• **What is needed**: Check each line of the data below for the word "missions", then extract the ones that have it.

[Data extracted from a collection]
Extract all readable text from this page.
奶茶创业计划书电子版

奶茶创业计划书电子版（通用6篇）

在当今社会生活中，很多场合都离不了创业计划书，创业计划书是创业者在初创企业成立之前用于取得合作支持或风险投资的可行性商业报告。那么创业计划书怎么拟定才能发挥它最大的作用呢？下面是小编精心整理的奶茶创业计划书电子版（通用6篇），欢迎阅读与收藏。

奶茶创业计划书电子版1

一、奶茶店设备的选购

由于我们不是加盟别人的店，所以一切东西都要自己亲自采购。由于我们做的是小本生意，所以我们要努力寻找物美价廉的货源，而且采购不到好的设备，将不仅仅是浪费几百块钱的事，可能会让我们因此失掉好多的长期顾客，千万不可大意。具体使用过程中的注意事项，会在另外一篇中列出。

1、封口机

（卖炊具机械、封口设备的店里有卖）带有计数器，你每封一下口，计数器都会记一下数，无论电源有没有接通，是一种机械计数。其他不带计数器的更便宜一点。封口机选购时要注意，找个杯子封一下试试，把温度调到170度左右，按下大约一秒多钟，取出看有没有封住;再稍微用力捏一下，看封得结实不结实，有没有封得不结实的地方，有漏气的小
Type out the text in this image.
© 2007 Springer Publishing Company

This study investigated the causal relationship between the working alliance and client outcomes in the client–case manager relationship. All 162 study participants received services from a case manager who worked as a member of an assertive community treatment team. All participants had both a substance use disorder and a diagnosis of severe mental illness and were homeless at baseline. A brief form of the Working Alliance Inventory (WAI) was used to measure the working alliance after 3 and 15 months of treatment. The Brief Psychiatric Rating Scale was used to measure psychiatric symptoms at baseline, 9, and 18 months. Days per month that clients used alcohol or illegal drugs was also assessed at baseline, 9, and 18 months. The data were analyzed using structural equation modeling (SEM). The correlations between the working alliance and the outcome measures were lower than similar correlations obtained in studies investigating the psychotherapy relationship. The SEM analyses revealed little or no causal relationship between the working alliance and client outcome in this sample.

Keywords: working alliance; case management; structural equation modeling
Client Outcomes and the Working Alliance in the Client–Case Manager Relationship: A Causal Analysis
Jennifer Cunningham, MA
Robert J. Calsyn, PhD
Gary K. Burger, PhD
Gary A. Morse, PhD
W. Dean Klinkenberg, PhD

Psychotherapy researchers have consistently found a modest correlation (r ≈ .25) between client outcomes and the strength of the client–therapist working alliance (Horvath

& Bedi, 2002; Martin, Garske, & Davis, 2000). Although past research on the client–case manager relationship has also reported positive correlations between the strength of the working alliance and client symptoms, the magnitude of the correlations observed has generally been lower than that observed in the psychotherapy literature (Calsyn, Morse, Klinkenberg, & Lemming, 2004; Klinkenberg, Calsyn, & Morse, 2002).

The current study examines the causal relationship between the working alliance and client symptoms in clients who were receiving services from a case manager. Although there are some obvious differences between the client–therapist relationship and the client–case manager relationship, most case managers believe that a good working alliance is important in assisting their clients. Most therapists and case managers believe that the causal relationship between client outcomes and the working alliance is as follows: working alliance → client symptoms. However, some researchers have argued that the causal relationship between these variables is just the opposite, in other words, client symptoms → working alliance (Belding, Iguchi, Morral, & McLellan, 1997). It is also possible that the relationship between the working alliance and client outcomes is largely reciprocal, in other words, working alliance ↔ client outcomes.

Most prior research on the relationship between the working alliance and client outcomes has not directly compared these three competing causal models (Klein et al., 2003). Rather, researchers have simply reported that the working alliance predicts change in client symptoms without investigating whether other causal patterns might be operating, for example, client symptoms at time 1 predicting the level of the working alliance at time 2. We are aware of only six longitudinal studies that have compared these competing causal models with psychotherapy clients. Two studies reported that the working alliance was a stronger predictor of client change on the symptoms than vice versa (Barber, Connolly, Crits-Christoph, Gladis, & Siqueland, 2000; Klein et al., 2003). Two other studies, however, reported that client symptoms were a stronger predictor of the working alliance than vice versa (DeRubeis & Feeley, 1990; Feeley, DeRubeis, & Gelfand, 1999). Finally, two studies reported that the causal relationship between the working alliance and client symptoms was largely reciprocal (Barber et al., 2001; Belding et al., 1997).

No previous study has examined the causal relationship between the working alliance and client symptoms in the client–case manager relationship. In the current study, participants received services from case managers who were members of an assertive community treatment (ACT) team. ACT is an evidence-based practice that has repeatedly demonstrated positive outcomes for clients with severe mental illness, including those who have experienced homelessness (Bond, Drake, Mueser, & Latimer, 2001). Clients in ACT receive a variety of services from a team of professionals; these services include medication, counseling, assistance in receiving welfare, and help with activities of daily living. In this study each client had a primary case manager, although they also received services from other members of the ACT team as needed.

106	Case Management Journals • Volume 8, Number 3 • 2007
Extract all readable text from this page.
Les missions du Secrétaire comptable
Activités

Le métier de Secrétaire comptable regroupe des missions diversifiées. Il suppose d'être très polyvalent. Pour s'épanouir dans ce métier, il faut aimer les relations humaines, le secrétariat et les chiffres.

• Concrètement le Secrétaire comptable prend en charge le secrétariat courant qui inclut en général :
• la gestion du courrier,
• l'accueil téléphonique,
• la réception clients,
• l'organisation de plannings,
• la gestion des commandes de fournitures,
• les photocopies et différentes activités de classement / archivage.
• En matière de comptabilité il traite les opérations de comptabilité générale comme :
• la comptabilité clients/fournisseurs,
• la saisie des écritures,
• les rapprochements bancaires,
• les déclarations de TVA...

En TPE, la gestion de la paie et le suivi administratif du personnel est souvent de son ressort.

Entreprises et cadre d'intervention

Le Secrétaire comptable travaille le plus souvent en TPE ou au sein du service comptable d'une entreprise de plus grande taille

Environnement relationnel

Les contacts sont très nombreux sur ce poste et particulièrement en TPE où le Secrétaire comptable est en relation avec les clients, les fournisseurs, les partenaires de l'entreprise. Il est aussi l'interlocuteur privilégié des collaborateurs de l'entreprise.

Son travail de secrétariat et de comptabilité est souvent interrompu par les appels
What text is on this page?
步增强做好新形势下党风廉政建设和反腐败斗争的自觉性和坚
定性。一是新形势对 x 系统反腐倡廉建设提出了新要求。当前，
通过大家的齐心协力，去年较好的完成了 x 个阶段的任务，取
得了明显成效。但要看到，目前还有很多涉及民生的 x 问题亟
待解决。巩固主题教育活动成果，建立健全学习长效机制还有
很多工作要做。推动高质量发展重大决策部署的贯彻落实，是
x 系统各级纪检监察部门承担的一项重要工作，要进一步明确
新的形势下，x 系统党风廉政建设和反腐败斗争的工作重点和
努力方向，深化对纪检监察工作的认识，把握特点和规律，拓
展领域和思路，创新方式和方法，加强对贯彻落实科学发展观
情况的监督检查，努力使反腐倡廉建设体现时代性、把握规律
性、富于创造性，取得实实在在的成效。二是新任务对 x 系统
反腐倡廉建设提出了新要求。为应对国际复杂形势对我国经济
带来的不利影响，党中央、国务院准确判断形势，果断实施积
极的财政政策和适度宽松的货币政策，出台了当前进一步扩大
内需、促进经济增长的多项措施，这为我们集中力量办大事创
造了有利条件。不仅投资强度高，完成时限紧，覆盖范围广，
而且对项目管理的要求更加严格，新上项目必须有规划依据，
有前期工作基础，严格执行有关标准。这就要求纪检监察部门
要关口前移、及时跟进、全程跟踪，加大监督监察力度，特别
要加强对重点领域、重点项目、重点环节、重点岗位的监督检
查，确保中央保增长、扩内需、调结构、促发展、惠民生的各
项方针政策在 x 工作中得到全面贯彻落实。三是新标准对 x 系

• **Expected output**:
Les missions du Secrétaire comptable
Le métier de Secrétaire comptable regroupe des missions diversifiées. Il suppose d'être très polyvalent. Pour s'épanouir dans ce métier, il faut aimer les relations humaines, le secrétariat et les chiffres.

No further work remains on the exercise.